Give only the number of lines in the data that contain the word "this".
╭─ STORED DATA
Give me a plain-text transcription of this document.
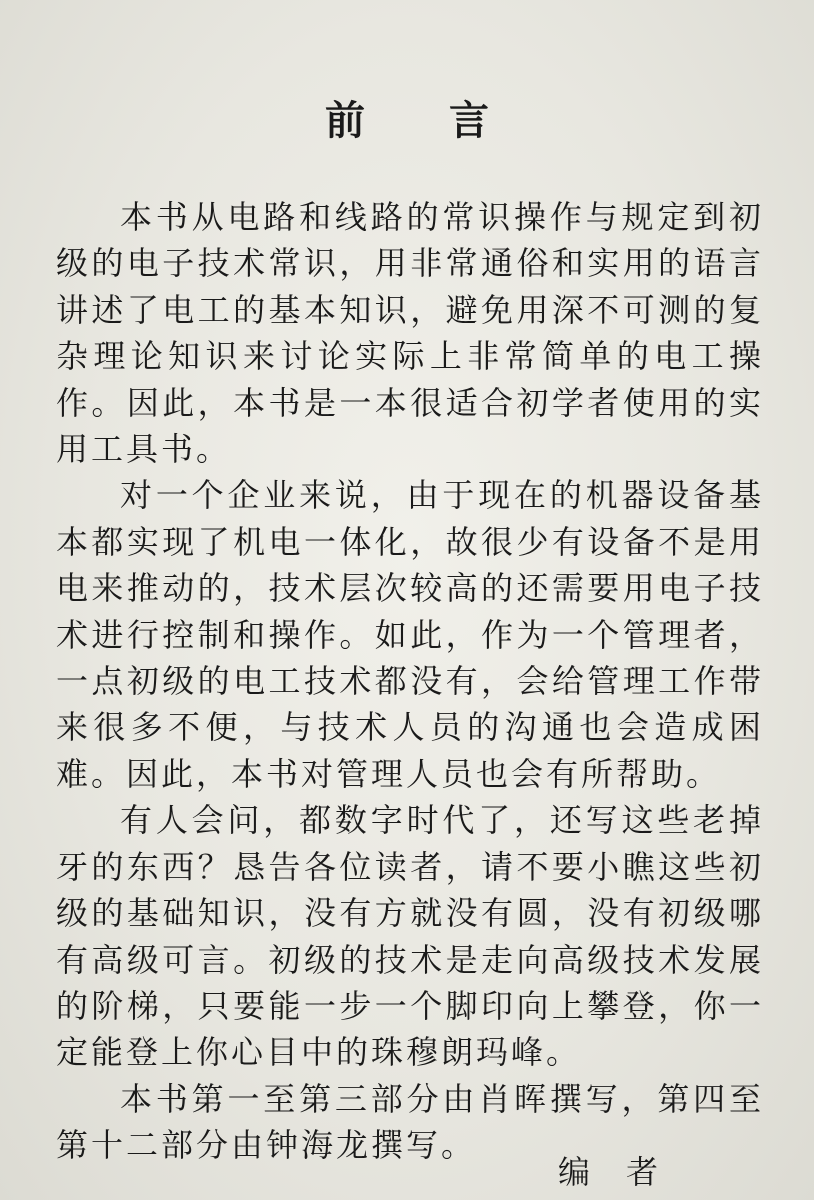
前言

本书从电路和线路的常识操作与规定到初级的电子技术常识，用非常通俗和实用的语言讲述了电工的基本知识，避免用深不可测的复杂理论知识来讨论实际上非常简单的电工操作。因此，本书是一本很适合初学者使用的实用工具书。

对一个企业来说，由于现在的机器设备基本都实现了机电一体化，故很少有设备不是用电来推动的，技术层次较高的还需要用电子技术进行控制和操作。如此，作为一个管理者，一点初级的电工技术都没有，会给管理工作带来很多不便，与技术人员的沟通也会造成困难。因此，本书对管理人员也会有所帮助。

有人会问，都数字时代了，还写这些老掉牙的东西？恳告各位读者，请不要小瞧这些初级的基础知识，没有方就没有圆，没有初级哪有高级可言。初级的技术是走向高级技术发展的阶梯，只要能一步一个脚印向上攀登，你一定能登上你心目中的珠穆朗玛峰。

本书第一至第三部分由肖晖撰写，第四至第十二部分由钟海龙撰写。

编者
╰─
╭─ STORED DATA
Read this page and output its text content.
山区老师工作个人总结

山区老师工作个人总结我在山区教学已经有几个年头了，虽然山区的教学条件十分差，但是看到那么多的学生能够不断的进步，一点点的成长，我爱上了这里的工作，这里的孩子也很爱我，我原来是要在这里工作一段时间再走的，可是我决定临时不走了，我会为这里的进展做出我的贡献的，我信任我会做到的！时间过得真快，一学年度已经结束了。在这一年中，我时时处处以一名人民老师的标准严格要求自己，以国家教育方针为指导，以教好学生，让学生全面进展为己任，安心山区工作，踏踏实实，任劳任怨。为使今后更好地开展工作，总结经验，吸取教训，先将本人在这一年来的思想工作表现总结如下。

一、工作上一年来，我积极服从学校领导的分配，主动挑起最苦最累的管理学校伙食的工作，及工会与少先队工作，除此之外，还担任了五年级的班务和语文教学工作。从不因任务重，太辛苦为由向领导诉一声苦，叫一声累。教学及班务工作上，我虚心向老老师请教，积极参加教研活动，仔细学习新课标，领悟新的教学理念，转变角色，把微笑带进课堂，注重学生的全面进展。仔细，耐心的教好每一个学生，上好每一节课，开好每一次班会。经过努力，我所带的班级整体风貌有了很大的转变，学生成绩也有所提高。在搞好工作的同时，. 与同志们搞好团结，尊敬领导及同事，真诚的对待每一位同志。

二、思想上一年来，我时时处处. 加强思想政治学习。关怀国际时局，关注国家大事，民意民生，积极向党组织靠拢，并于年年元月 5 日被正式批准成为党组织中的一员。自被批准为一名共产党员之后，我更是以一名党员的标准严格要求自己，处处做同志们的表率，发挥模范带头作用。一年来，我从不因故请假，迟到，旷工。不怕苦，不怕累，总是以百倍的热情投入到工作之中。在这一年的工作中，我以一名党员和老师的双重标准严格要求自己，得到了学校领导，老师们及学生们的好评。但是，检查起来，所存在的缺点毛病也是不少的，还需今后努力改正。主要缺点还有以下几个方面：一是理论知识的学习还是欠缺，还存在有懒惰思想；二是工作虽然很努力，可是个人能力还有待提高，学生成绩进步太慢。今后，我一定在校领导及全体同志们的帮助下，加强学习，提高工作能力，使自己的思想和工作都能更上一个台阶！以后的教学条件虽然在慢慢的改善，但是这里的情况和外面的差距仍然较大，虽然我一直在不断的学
╰─
RIGHT ANSWER:
2